■ Your instructions
Edit the listing from its first line up to and including the line with "data-label: 57.49 <box>208 282 235 294</box>": change "legend-label" to "legend-entry" and return only those lines, with nothing else altered.

--- START OF Supplied entries ---

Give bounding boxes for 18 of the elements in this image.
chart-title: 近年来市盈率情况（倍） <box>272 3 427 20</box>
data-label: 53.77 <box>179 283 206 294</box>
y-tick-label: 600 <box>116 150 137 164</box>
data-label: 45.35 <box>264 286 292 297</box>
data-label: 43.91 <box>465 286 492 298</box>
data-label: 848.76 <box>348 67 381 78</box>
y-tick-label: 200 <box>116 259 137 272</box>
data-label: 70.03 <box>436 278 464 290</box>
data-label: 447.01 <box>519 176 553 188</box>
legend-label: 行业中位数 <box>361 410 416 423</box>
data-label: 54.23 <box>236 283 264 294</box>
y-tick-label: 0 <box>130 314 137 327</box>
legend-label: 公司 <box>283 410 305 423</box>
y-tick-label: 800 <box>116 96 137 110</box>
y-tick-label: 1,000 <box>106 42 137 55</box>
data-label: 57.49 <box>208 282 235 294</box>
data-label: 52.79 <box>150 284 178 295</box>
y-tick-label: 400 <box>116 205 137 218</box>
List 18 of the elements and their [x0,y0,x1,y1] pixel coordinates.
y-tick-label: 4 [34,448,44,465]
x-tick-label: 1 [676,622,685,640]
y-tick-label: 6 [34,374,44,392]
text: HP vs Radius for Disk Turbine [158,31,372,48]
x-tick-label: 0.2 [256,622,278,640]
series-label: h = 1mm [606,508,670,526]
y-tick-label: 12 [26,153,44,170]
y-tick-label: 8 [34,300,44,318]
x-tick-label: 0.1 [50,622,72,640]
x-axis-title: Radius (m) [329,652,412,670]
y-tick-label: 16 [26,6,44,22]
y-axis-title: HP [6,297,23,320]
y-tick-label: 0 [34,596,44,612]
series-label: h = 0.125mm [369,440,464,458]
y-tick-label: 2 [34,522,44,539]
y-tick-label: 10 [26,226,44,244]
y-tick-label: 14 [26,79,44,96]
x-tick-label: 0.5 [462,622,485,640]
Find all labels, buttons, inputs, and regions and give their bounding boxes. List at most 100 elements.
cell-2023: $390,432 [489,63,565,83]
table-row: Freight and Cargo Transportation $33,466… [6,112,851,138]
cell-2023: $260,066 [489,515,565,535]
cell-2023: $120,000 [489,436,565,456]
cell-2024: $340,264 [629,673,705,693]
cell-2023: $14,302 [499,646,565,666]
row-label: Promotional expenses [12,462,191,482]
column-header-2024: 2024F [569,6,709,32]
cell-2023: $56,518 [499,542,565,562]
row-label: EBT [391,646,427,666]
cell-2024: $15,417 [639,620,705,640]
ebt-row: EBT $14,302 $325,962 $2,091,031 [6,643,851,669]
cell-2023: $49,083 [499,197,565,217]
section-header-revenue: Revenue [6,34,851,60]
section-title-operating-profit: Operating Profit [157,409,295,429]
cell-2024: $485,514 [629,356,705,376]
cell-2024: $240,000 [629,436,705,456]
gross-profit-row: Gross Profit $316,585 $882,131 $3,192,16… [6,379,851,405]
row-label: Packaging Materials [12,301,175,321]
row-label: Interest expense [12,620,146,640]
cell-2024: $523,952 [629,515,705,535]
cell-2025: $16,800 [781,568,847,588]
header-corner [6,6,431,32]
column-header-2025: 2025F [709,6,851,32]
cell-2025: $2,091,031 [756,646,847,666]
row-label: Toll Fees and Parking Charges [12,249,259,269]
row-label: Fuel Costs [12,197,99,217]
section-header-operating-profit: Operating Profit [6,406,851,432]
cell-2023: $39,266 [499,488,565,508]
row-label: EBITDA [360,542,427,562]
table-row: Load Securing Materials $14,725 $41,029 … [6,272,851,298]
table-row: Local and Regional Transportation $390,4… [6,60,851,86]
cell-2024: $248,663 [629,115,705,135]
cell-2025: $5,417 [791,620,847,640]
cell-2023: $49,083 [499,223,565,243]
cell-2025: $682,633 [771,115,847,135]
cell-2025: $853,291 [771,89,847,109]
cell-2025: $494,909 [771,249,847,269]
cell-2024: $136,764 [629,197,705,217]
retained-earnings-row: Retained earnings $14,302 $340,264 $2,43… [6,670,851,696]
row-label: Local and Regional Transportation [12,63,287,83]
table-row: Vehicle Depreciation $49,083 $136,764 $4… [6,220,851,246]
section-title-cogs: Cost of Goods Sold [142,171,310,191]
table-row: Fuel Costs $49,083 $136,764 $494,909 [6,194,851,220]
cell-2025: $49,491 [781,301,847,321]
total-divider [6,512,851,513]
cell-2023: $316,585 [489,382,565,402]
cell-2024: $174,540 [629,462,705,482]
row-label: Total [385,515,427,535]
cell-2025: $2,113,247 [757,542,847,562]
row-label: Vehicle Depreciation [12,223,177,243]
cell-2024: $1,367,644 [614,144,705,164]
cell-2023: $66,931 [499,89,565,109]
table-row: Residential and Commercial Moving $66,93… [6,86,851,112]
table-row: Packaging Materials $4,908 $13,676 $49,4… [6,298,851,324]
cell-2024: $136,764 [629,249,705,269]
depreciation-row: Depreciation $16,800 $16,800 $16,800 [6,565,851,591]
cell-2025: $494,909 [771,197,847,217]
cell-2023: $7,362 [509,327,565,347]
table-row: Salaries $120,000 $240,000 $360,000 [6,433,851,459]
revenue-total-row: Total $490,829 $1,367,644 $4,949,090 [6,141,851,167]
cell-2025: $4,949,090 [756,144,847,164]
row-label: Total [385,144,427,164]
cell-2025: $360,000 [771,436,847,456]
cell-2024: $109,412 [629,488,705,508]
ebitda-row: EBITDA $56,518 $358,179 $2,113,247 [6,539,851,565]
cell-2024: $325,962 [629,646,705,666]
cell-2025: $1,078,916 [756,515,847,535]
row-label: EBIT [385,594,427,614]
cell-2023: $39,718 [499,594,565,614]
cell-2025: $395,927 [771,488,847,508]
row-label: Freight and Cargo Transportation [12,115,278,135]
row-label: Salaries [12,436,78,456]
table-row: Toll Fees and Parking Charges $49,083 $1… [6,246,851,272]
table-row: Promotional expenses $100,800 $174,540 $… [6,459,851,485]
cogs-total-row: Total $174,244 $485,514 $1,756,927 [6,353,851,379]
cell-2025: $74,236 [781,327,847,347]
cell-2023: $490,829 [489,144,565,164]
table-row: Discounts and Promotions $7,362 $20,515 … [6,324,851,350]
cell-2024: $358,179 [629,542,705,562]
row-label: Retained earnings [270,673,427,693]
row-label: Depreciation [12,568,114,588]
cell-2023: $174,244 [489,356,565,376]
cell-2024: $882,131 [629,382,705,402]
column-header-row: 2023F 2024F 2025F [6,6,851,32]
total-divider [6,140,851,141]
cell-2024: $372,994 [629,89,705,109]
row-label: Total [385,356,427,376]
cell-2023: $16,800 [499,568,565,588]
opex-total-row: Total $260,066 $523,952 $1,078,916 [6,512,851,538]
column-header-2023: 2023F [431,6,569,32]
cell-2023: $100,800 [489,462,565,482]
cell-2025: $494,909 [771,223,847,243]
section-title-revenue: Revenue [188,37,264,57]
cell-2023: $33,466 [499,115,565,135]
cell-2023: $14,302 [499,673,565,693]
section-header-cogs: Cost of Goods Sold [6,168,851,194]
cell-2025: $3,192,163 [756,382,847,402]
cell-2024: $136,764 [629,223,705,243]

--- END OF Supplied entries ---

■ Solution to this problem
Give bounding boxes for 18 of the elements in this image.
chart-title: 近年来市盈率情况（倍） <box>272 3 427 20</box>
data-label: 53.77 <box>179 283 206 294</box>
y-tick-label: 600 <box>116 150 137 164</box>
data-label: 45.35 <box>264 286 292 297</box>
data-label: 43.91 <box>465 286 492 298</box>
data-label: 848.76 <box>348 67 381 78</box>
y-tick-label: 200 <box>116 259 137 272</box>
data-label: 70.03 <box>436 278 464 290</box>
data-label: 447.01 <box>519 176 553 188</box>
legend-entry: 行业中位数 <box>361 410 416 423</box>
data-label: 54.23 <box>236 283 264 294</box>
y-tick-label: 0 <box>130 314 137 327</box>
legend-entry: 公司 <box>283 410 305 423</box>
y-tick-label: 800 <box>116 96 137 110</box>
y-tick-label: 1,000 <box>106 42 137 55</box>
data-label: 57.49 <box>208 282 235 294</box>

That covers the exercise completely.